> [EXERCISE TASK]:
Retype every line of the listing below without changing anything, but leave the pictures out of your answer.

[Items from a data source]
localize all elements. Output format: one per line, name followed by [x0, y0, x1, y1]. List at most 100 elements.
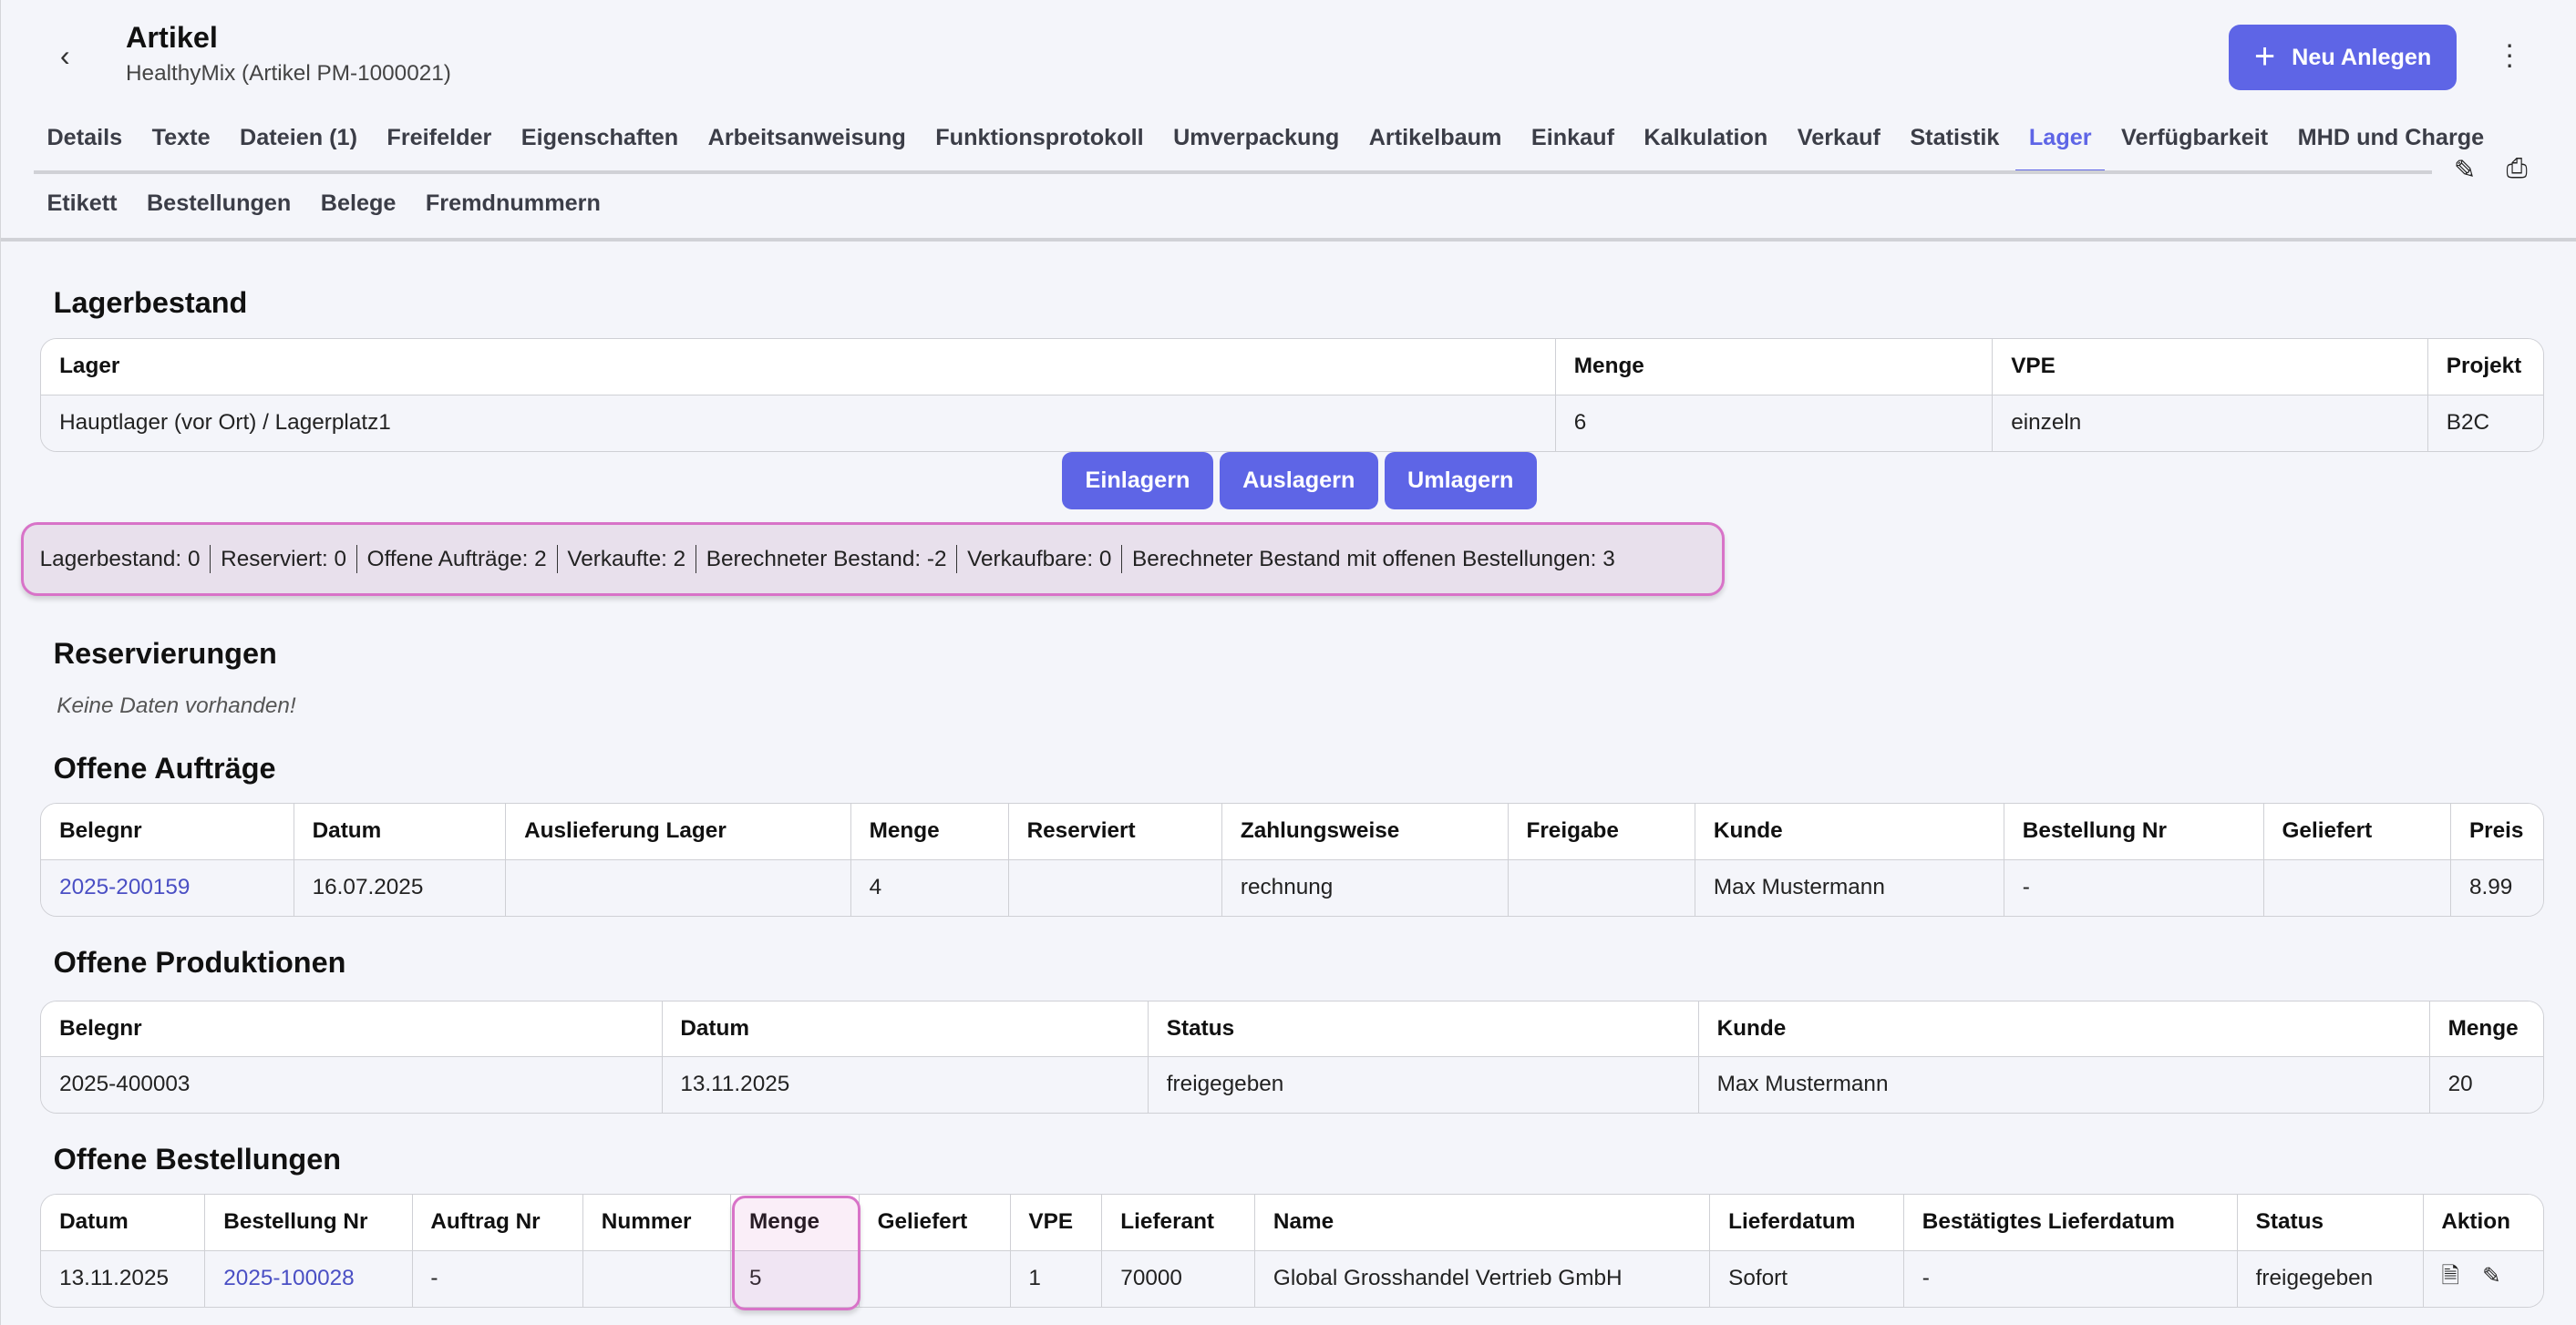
column-header[interactable]: VPE — [1010, 1195, 1103, 1251]
tab-belege[interactable]: Belege — [320, 190, 397, 217]
tab-etikett[interactable]: Etikett — [46, 190, 118, 217]
column-header[interactable]: Geliefert — [859, 1195, 1011, 1251]
pdf-icon[interactable]: 🗎 — [2441, 1263, 2459, 1289]
divider — [1, 238, 2576, 241]
column-header[interactable]: VPE — [1993, 339, 2428, 395]
tab-funktionsprotokoll[interactable]: Funktionsprotokoll — [935, 124, 1144, 150]
bestellungen-table: Datum Bestellung Nr Auftrag Nr Nummer Menge G… — [40, 1194, 2545, 1308]
tab-lager[interactable]: Lager — [2015, 124, 2106, 175]
column-header[interactable]: Kunde — [1695, 804, 2004, 860]
section-title-lagerbestand: Lagerbestand — [53, 285, 248, 319]
tab-dateien-1-[interactable]: Dateien (1) — [240, 124, 357, 150]
pencil-icon[interactable]: ✎ — [2453, 156, 2476, 186]
document-link[interactable]: 2025-200159 — [59, 875, 191, 900]
table-row: 2025-400003 13.11.2025 freigegeben Max Must… — [41, 1056, 2544, 1114]
summary-item: Berechneter Bestand mit offenen Bestellu… — [1132, 546, 1615, 571]
tab-fremdnummern[interactable]: Fremdnummern — [425, 190, 601, 217]
table-cell: - — [412, 1250, 583, 1307]
table-cell — [859, 1250, 1011, 1307]
tab-umverpackung[interactable]: Umverpackung — [1173, 124, 1340, 150]
table-cell: 70000 — [1102, 1250, 1256, 1307]
table-cell — [2263, 859, 2452, 916]
divider — [34, 170, 2433, 175]
table-cell: 13.11.2025 — [662, 1056, 1149, 1114]
tab-bestellungen[interactable]: Bestellungen — [146, 190, 292, 217]
column-header[interactable]: Lieferdatum — [1710, 1195, 1904, 1251]
printer-icon[interactable]: ⎙ — [2506, 154, 2528, 184]
column-header[interactable]: Preis — [2451, 804, 2544, 860]
summary-item: Verkaufte: 2 — [567, 546, 686, 571]
tab-artikelbaum[interactable]: Artikelbaum — [1368, 124, 1502, 150]
document-link[interactable]: 2025-100028 — [223, 1266, 355, 1291]
column-header[interactable]: Aktion — [2423, 1195, 2544, 1251]
tab-einkauf[interactable]: Einkauf — [1530, 124, 1614, 150]
column-header[interactable]: Kunde — [1698, 1001, 2430, 1057]
empty-message: Keine Daten vorhanden! — [57, 693, 296, 718]
column-header[interactable]: Geliefert — [2263, 804, 2452, 860]
tab-eigenschaften[interactable]: Eigenschaften — [520, 124, 679, 150]
column-header[interactable]: Name — [1255, 1195, 1711, 1251]
tab-verkauf[interactable]: Verkauf — [1797, 124, 1880, 150]
more-options-icon[interactable]: · · · — [2504, 27, 2515, 80]
column-header[interactable]: Auslieferung Lager — [506, 804, 851, 860]
tab-kalkulation[interactable]: Kalkulation — [1643, 124, 1768, 150]
column-header[interactable]: Lieferant — [1102, 1195, 1256, 1251]
table-cell: Hauptlager (vor Ort) / Lagerplatz1 — [41, 395, 1556, 451]
column-header[interactable]: Nummer — [582, 1195, 732, 1251]
auslagern-button[interactable]: Auslagern — [1219, 451, 1378, 509]
tab-texte[interactable]: Texte — [151, 124, 211, 150]
tab-details[interactable]: Details — [46, 124, 123, 150]
stock-summary: Lagerbestand: 0 Reserviert: 0 Offene Auftr… — [20, 522, 1725, 597]
table-cell — [506, 859, 851, 916]
table-cell: 13.11.2025 — [41, 1250, 206, 1307]
column-header[interactable]: Projekt — [2427, 339, 2544, 395]
column-header[interactable]: Freigabe — [1508, 804, 1696, 860]
column-header[interactable]: Belegnr — [41, 804, 294, 860]
umlagern-button[interactable]: Umlagern — [1384, 451, 1537, 509]
tab-statistik[interactable]: Statistik — [1910, 124, 2000, 150]
column-header[interactable]: Bestätigtes Lieferdatum — [1903, 1195, 2238, 1251]
column-header[interactable]: Menge — [1555, 339, 1994, 395]
pencil-icon[interactable]: ✎ — [2482, 1263, 2501, 1289]
column-header[interactable]: Datum — [41, 1195, 206, 1251]
tab-arbeitsanweisung[interactable]: Arbeitsanweisung — [707, 124, 906, 150]
table-cell: Max Mustermann — [1698, 1056, 2430, 1114]
header-row: Lager Menge VPE Projekt — [41, 339, 2544, 395]
table-cell: 🗎 ✎ — [2423, 1250, 2544, 1307]
column-header[interactable]: Bestellung Nr — [2004, 804, 2264, 860]
table-row: 13.11.2025 2025-100028 - 5 1 70000 Global Gros… — [41, 1250, 2544, 1307]
table-cell: 6 — [1555, 395, 1994, 451]
table-row: Hauptlager (vor Ort) / Lagerplatz1 6 einze… — [41, 395, 2544, 451]
tab-verf-gbarkeit[interactable]: Verfügbarkeit — [2121, 124, 2269, 150]
new-button[interactable]: + Neu Anlegen — [2228, 25, 2458, 91]
column-header[interactable]: Auftrag Nr — [412, 1195, 583, 1251]
column-header[interactable]: Zahlungsweise — [1222, 804, 1509, 860]
table-cell: 4 — [850, 859, 1009, 916]
table-cell — [1508, 859, 1696, 916]
page-title: Artikel — [125, 21, 218, 55]
separator — [556, 545, 558, 573]
summary-item: Reserviert: 0 — [221, 546, 347, 571]
column-header[interactable]: Status — [2237, 1195, 2424, 1251]
table-cell: 1 — [1010, 1250, 1103, 1307]
column-header[interactable]: Belegnr — [41, 1001, 663, 1057]
column-header[interactable]: Datum — [662, 1001, 1149, 1057]
table-cell: rechnung — [1222, 859, 1509, 916]
table-cell: 2025-200159 — [41, 859, 294, 916]
column-header[interactable]: Datum — [294, 804, 507, 860]
column-header[interactable]: Reserviert — [1008, 804, 1223, 860]
table-cell: freigegeben — [1148, 1056, 1699, 1114]
back-button[interactable]: ‹ — [59, 39, 70, 73]
column-header[interactable]: Bestellung Nr — [205, 1195, 413, 1251]
tab-mhd-und-charge[interactable]: MHD und Charge — [2297, 124, 2485, 150]
column-header[interactable]: Menge — [850, 804, 1009, 860]
table-cell: Max Mustermann — [1695, 859, 2004, 916]
separator — [956, 545, 957, 573]
column-header[interactable]: Menge — [731, 1195, 860, 1251]
column-header[interactable]: Lager — [41, 339, 1556, 395]
column-header[interactable]: Menge — [2429, 1001, 2544, 1057]
einlagern-button[interactable]: Einlagern — [1062, 451, 1213, 509]
tab-freifelder[interactable]: Freifelder — [386, 124, 492, 150]
column-header[interactable]: Status — [1148, 1001, 1699, 1057]
tab-bar: Details Texte Dateien (1) Freifelder Eigensc… — [46, 124, 2485, 175]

> [WRITTEN ANSWER]:
localize all elements. Output format: one per line, name followed by [x0, y0, x1, y1]. List at most 100 elements.
column-header[interactable]: VPE — [1010, 1195, 1103, 1251]
tab-belege[interactable]: Belege — [320, 190, 397, 217]
tab-etikett[interactable]: Etikett — [46, 190, 118, 217]
column-header[interactable]: Geliefert — [859, 1195, 1011, 1251]
pdf-icon[interactable]: 🗎 — [2441, 1263, 2459, 1289]
divider — [1, 238, 2576, 241]
column-header[interactable]: VPE — [1993, 339, 2428, 395]
tab-funktionsprotokoll[interactable]: Funktionsprotokoll — [935, 124, 1144, 150]
bestellungen-table: Datum Bestellung Nr Auftrag Nr Nummer Menge G… — [40, 1194, 2545, 1308]
tab-lager[interactable]: Lager — [2015, 124, 2106, 175]
column-header[interactable]: Kunde — [1695, 804, 2004, 860]
section-title-lagerbestand: Lagerbestand — [53, 285, 248, 319]
tab-dateien-1-[interactable]: Dateien (1) — [240, 124, 357, 150]
pencil-icon[interactable]: ✎ — [2453, 156, 2476, 186]
document-link[interactable]: 2025-200159 — [59, 875, 191, 900]
table-row: 2025-400003 13.11.2025 freigegeben Max Must… — [41, 1056, 2544, 1114]
summary-item: Berechneter Bestand mit offenen Bestellu… — [1132, 546, 1615, 571]
tab-fremdnummern[interactable]: Fremdnummern — [425, 190, 601, 217]
table-cell: - — [412, 1250, 583, 1307]
table-cell — [859, 1250, 1011, 1307]
tab-umverpackung[interactable]: Umverpackung — [1173, 124, 1340, 150]
table-cell: 70000 — [1102, 1250, 1256, 1307]
table-cell — [2263, 859, 2452, 916]
divider — [34, 170, 2433, 175]
table-cell: 13.11.2025 — [662, 1056, 1149, 1114]
tab-bestellungen[interactable]: Bestellungen — [146, 190, 292, 217]
column-header[interactable]: Lieferdatum — [1710, 1195, 1904, 1251]
printer-icon[interactable]: ⎙ — [2506, 154, 2528, 184]
column-header[interactable]: Preis — [2451, 804, 2544, 860]
summary-item: Verkaufte: 2 — [567, 546, 686, 571]
tab-artikelbaum[interactable]: Artikelbaum — [1368, 124, 1502, 150]
document-link[interactable]: 2025-100028 — [223, 1266, 355, 1291]
column-header[interactable]: Aktion — [2423, 1195, 2544, 1251]
tab-einkauf[interactable]: Einkauf — [1530, 124, 1614, 150]
column-header[interactable]: Kunde — [1698, 1001, 2430, 1057]
empty-message: Keine Daten vorhanden! — [57, 693, 296, 718]
column-header[interactable]: Geliefert — [2263, 804, 2452, 860]
tab-eigenschaften[interactable]: Eigenschaften — [520, 124, 679, 150]
column-header[interactable]: Name — [1255, 1195, 1711, 1251]
tab-verkauf[interactable]: Verkauf — [1797, 124, 1880, 150]
more-options-icon[interactable]: · · · — [2504, 27, 2515, 80]
column-header[interactable]: Auslieferung Lager — [506, 804, 851, 860]
tab-kalkulation[interactable]: Kalkulation — [1643, 124, 1768, 150]
column-header[interactable]: Lieferant — [1102, 1195, 1256, 1251]
table-cell: Hauptlager (vor Ort) / Lagerplatz1 — [41, 395, 1556, 451]
column-header[interactable]: Nummer — [582, 1195, 732, 1251]
auslagern-button[interactable]: Auslagern — [1219, 451, 1378, 509]
tab-texte[interactable]: Texte — [151, 124, 211, 150]
tab-details[interactable]: Details — [46, 124, 123, 150]
stock-summary: Lagerbestand: 0 Reserviert: 0 Offene Auftr… — [20, 522, 1725, 597]
table-cell — [506, 859, 851, 916]
table-cell: 13.11.2025 — [41, 1250, 206, 1307]
column-header[interactable]: Projekt — [2427, 339, 2544, 395]
column-header[interactable]: Freigabe — [1508, 804, 1696, 860]
column-header[interactable]: Belegnr — [41, 804, 294, 860]
umlagern-button[interactable]: Umlagern — [1384, 451, 1537, 509]
tab-statistik[interactable]: Statistik — [1910, 124, 2000, 150]
column-header[interactable]: Bestätigtes Lieferdatum — [1903, 1195, 2238, 1251]
column-header[interactable]: Menge — [1555, 339, 1994, 395]
pencil-icon[interactable]: ✎ — [2482, 1263, 2501, 1289]
column-header[interactable]: Datum — [41, 1195, 206, 1251]
tab-arbeitsanweisung[interactable]: Arbeitsanweisung — [707, 124, 906, 150]
table-cell: Max Mustermann — [1698, 1056, 2430, 1114]
header-row: Lager Menge VPE Projekt — [41, 339, 2544, 395]
table-cell: 🗎 ✎ — [2423, 1250, 2544, 1307]
column-header[interactable]: Bestellung Nr — [2004, 804, 2264, 860]
table-row: 13.11.2025 2025-100028 - 5 1 70000 Global Gros… — [41, 1250, 2544, 1307]
table-cell: 6 — [1555, 395, 1994, 451]
table-row: Hauptlager (vor Ort) / Lagerplatz1 6 einze… — [41, 395, 2544, 451]
tab-verf-gbarkeit[interactable]: Verfügbarkeit — [2121, 124, 2269, 150]
new-button[interactable]: + Neu Anlegen — [2228, 25, 2458, 91]
column-header[interactable]: Auftrag Nr — [412, 1195, 583, 1251]
column-header[interactable]: Zahlungsweise — [1222, 804, 1509, 860]
table-cell: 4 — [850, 859, 1009, 916]
table-cell — [1508, 859, 1696, 916]
page-title: Artikel — [125, 21, 218, 55]
separator — [556, 545, 558, 573]
summary-item: Reserviert: 0 — [221, 546, 347, 571]
column-header[interactable]: Status — [2237, 1195, 2424, 1251]
table-cell: 1 — [1010, 1250, 1103, 1307]
column-header[interactable]: Belegnr — [41, 1001, 663, 1057]
column-header[interactable]: Datum — [662, 1001, 1149, 1057]
table-cell: rechnung — [1222, 859, 1509, 916]
table-cell: 2025-200159 — [41, 859, 294, 916]
column-header[interactable]: Datum — [294, 804, 507, 860]
column-header[interactable]: Reserviert — [1008, 804, 1223, 860]
table-cell: freigegeben — [1148, 1056, 1699, 1114]
back-button[interactable]: ‹ — [59, 39, 70, 73]
column-header[interactable]: Bestellung Nr — [205, 1195, 413, 1251]
tab-mhd-und-charge[interactable]: MHD und Charge — [2297, 124, 2485, 150]
column-header[interactable]: Menge — [850, 804, 1009, 860]
table-cell: Max Mustermann — [1695, 859, 2004, 916]
separator — [956, 545, 957, 573]
column-header[interactable]: Menge — [731, 1195, 860, 1251]
column-header[interactable]: Lager — [41, 339, 1556, 395]
column-header[interactable]: Menge — [2429, 1001, 2544, 1057]
einlagern-button[interactable]: Einlagern — [1062, 451, 1213, 509]
tab-freifelder[interactable]: Freifelder — [386, 124, 492, 150]
column-header[interactable]: Status — [1148, 1001, 1699, 1057]
tab-bar: Details Texte Dateien (1) Freifelder Eigensc… — [46, 124, 2485, 175]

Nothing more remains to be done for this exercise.